» Supplied information:
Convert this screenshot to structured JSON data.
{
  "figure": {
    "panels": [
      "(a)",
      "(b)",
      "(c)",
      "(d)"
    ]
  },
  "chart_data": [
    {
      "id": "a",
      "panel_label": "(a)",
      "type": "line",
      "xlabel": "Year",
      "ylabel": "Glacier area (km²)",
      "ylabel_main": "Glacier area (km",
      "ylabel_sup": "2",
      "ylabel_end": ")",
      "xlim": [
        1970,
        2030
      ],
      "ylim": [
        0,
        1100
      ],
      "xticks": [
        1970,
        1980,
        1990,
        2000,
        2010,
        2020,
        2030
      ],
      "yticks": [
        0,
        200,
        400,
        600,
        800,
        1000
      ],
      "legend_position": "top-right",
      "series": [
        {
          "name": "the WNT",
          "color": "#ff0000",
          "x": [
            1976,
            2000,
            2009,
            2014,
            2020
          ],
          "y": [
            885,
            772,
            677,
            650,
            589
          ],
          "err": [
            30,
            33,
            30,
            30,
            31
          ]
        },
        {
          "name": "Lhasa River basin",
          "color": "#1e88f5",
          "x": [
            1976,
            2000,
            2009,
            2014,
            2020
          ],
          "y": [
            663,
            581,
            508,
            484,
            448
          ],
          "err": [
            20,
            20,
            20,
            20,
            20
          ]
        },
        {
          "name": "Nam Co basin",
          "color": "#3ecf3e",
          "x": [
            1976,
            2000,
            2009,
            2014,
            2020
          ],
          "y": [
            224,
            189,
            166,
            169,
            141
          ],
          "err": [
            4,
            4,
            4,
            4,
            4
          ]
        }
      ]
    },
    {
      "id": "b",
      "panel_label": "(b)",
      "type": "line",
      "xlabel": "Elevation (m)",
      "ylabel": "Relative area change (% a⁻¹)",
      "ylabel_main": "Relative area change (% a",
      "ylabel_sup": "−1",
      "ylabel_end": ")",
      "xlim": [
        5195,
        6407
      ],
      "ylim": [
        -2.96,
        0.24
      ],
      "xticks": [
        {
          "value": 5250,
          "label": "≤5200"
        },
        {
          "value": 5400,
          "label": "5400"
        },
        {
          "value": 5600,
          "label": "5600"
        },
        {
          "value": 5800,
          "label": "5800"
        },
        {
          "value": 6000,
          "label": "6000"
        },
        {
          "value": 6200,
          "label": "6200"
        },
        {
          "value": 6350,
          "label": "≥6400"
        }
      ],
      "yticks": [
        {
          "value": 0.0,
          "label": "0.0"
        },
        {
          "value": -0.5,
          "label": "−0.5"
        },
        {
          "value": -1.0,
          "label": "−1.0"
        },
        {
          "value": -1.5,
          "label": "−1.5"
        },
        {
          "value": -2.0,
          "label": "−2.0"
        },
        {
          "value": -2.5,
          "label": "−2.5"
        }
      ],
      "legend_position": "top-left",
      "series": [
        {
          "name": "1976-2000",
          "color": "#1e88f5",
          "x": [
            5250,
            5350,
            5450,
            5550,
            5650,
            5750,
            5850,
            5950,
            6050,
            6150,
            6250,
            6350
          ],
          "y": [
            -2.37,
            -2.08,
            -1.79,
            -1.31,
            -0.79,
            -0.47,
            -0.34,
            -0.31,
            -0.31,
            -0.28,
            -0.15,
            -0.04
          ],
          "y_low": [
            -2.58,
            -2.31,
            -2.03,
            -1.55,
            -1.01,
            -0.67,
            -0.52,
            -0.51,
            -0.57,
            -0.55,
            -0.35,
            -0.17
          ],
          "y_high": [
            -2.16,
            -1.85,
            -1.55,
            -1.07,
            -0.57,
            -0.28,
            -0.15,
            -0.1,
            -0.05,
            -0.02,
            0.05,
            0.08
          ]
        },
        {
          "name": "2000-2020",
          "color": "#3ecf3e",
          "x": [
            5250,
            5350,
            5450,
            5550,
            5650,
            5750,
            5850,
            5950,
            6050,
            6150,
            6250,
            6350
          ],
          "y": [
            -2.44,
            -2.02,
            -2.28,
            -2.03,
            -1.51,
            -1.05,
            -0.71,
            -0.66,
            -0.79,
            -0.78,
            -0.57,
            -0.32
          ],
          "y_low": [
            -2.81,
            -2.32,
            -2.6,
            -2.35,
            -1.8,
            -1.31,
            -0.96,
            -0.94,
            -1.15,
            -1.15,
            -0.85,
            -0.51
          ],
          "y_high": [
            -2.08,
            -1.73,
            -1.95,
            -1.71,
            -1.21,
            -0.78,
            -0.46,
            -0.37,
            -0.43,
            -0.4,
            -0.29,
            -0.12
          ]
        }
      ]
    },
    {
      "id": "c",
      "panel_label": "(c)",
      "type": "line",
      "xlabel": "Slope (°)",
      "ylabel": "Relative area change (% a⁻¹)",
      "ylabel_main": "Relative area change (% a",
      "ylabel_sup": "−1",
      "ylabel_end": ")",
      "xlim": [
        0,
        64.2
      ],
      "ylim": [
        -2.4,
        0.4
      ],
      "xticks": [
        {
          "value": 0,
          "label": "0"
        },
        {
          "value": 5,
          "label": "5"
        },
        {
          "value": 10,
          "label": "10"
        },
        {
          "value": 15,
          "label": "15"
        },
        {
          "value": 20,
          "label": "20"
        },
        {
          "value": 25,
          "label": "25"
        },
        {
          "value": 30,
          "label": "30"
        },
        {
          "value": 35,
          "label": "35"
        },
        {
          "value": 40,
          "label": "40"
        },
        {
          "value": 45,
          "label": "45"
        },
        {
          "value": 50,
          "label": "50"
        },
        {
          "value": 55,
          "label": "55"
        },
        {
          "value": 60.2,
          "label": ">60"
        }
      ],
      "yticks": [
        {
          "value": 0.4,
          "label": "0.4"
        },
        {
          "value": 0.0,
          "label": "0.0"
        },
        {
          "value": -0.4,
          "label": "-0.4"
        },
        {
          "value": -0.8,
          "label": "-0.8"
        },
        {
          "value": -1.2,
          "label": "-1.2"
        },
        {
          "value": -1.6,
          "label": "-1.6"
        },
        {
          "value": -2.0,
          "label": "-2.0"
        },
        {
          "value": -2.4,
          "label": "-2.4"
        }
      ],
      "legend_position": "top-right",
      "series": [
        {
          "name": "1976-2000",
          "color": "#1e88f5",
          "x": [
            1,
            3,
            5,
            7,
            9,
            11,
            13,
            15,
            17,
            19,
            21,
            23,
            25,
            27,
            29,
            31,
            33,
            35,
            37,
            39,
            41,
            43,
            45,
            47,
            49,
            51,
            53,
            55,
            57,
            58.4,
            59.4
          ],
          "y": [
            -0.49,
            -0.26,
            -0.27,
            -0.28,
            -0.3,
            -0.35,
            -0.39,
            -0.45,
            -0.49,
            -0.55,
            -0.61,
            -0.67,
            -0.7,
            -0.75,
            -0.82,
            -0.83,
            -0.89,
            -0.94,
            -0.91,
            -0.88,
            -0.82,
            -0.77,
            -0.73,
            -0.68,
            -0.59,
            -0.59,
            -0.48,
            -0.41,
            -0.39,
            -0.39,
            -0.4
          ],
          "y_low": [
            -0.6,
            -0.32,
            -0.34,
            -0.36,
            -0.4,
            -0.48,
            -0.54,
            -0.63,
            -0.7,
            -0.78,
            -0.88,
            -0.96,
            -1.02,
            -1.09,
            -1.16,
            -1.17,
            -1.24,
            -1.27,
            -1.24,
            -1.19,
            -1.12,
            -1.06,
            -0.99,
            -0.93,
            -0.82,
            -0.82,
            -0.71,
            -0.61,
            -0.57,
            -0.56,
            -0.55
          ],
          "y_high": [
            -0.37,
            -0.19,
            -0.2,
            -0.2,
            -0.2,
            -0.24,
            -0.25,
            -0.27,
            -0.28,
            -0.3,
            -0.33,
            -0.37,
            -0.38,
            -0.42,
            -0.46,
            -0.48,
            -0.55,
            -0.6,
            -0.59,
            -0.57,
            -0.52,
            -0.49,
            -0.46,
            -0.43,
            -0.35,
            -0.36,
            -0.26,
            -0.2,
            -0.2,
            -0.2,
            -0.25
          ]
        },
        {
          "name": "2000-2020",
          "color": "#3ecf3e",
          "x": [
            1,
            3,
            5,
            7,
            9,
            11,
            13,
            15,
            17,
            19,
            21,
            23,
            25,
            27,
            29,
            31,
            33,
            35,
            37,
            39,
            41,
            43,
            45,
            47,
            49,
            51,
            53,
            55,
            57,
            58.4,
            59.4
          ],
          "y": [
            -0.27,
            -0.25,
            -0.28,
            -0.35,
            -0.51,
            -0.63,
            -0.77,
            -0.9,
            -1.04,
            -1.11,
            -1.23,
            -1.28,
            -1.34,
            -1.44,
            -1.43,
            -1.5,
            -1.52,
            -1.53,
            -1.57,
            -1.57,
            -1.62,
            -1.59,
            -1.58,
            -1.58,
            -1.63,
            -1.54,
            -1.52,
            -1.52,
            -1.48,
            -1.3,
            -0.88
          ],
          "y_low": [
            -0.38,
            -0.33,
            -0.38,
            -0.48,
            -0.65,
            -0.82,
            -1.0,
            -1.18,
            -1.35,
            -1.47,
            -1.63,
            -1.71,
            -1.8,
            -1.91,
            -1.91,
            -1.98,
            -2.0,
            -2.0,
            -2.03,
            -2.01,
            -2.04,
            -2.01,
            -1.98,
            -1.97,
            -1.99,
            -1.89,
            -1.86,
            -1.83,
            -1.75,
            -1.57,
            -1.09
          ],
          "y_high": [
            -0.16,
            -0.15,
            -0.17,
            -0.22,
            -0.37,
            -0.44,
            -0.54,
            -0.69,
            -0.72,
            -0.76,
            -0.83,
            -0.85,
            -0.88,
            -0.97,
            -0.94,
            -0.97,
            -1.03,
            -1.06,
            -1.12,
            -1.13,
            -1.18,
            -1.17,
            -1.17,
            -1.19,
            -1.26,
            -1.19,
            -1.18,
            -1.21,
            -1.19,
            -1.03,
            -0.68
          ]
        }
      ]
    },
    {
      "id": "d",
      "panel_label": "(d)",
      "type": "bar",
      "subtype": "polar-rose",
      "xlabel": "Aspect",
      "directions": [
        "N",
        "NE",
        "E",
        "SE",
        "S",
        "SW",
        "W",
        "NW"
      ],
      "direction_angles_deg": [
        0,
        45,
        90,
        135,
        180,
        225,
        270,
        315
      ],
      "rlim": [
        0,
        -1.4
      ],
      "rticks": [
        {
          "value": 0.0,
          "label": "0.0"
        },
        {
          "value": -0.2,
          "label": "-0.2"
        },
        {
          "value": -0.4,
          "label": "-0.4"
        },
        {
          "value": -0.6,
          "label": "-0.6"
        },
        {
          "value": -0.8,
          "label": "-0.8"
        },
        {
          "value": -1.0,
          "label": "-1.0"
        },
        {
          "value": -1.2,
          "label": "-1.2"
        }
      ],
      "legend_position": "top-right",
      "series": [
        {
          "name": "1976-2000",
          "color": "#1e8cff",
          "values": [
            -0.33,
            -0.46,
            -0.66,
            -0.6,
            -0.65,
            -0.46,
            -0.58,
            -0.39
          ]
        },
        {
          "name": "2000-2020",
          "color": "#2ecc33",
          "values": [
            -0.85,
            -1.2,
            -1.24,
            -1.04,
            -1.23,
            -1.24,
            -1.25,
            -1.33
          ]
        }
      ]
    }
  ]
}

» Exercise directions: Your answer should be a single number: how many lines in the data above include "Glacier"?

» Exercise response: 2